WHAT THIS TASK INVOLVES
Go through the entries below and print each one exactly, leaving out pictures.
### GIVEN ENTRIES ###
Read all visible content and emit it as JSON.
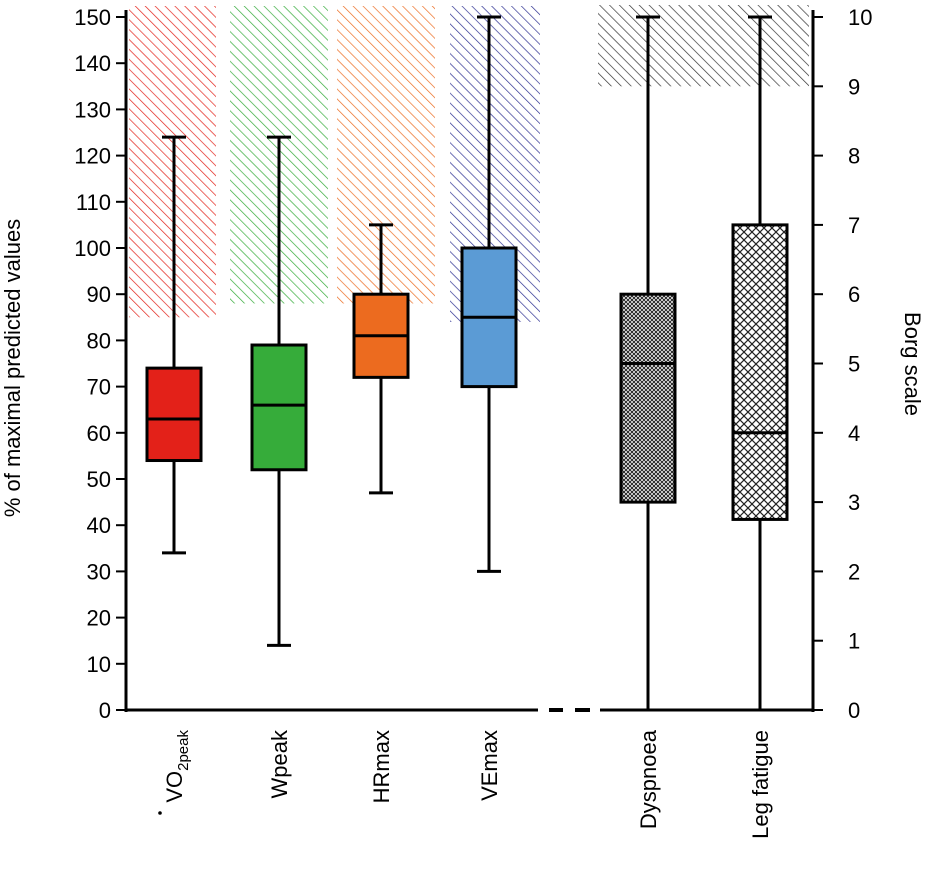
{
  "chart_data": {
    "type": "box",
    "left_axis": {
      "label": "% of maximal predicted values",
      "ylim": [
        0,
        150
      ],
      "ticks": [
        0,
        10,
        20,
        30,
        40,
        50,
        60,
        70,
        80,
        90,
        100,
        110,
        120,
        130,
        140,
        150
      ]
    },
    "right_axis": {
      "label": "Borg scale",
      "ylim": [
        0,
        10
      ],
      "ticks": [
        0,
        1,
        2,
        3,
        4,
        5,
        6,
        7,
        8,
        9,
        10
      ]
    },
    "left_group": [
      {
        "label": "VO",
        "sub": "2peak",
        "min": 34,
        "q1": 54,
        "median": 63,
        "q3": 74,
        "max": 124,
        "color": "#e32119",
        "normal_lower": 85
      },
      {
        "label": "Wpeak",
        "min": 14,
        "q1": 52,
        "median": 66,
        "q3": 79,
        "max": 124,
        "color": "#36ac3a",
        "normal_lower": 88
      },
      {
        "label": "HRmax",
        "min": 47,
        "q1": 72,
        "median": 81,
        "q3": 90,
        "max": 105,
        "color": "#ec6b1f",
        "normal_lower": 88
      },
      {
        "label": "VEmax",
        "min": 30,
        "q1": 70,
        "median": 85,
        "q3": 100,
        "max": 150,
        "color": "#5b9bd5",
        "normal_lower": 84,
        "hatch_color": "#2e3192"
      }
    ],
    "right_group": [
      {
        "label": "Dyspnoea",
        "min": 0,
        "q1": 3,
        "median": 5,
        "q3": 6,
        "max": 10,
        "pattern": "fine-cross"
      },
      {
        "label": "Leg fatigue",
        "min": 0,
        "q1": 2.75,
        "median": 4,
        "q3": 7,
        "max": 10,
        "pattern": "coarse-cross"
      }
    ],
    "borg_normal_lower": 9,
    "hatch_colors": {
      "borg": "#333333"
    }
  }
}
###
SOLUTION
Read all visible content and emit it as JSON.
{
  "chart_data": {
    "type": "box",
    "left_axis": {
      "label": "% of maximal predicted values",
      "ylim": [
        0,
        150
      ],
      "ticks": [
        0,
        10,
        20,
        30,
        40,
        50,
        60,
        70,
        80,
        90,
        100,
        110,
        120,
        130,
        140,
        150
      ]
    },
    "right_axis": {
      "label": "Borg scale",
      "ylim": [
        0,
        10
      ],
      "ticks": [
        0,
        1,
        2,
        3,
        4,
        5,
        6,
        7,
        8,
        9,
        10
      ]
    },
    "left_group": [
      {
        "label": "VO",
        "sub": "2peak",
        "min": 34,
        "q1": 54,
        "median": 63,
        "q3": 74,
        "max": 124,
        "color": "#e32119",
        "normal_lower": 85
      },
      {
        "label": "Wpeak",
        "min": 14,
        "q1": 52,
        "median": 66,
        "q3": 79,
        "max": 124,
        "color": "#36ac3a",
        "normal_lower": 88
      },
      {
        "label": "HRmax",
        "min": 47,
        "q1": 72,
        "median": 81,
        "q3": 90,
        "max": 105,
        "color": "#ec6b1f",
        "normal_lower": 88
      },
      {
        "label": "VEmax",
        "min": 30,
        "q1": 70,
        "median": 85,
        "q3": 100,
        "max": 150,
        "color": "#5b9bd5",
        "normal_lower": 84,
        "hatch_color": "#2e3192"
      }
    ],
    "right_group": [
      {
        "label": "Dyspnoea",
        "min": 0,
        "q1": 3,
        "median": 5,
        "q3": 6,
        "max": 10,
        "pattern": "fine-cross"
      },
      {
        "label": "Leg fatigue",
        "min": 0,
        "q1": 2.75,
        "median": 4,
        "q3": 7,
        "max": 10,
        "pattern": "coarse-cross"
      }
    ],
    "borg_normal_lower": 9,
    "hatch_colors": {
      "borg": "#333333"
    }
  }
}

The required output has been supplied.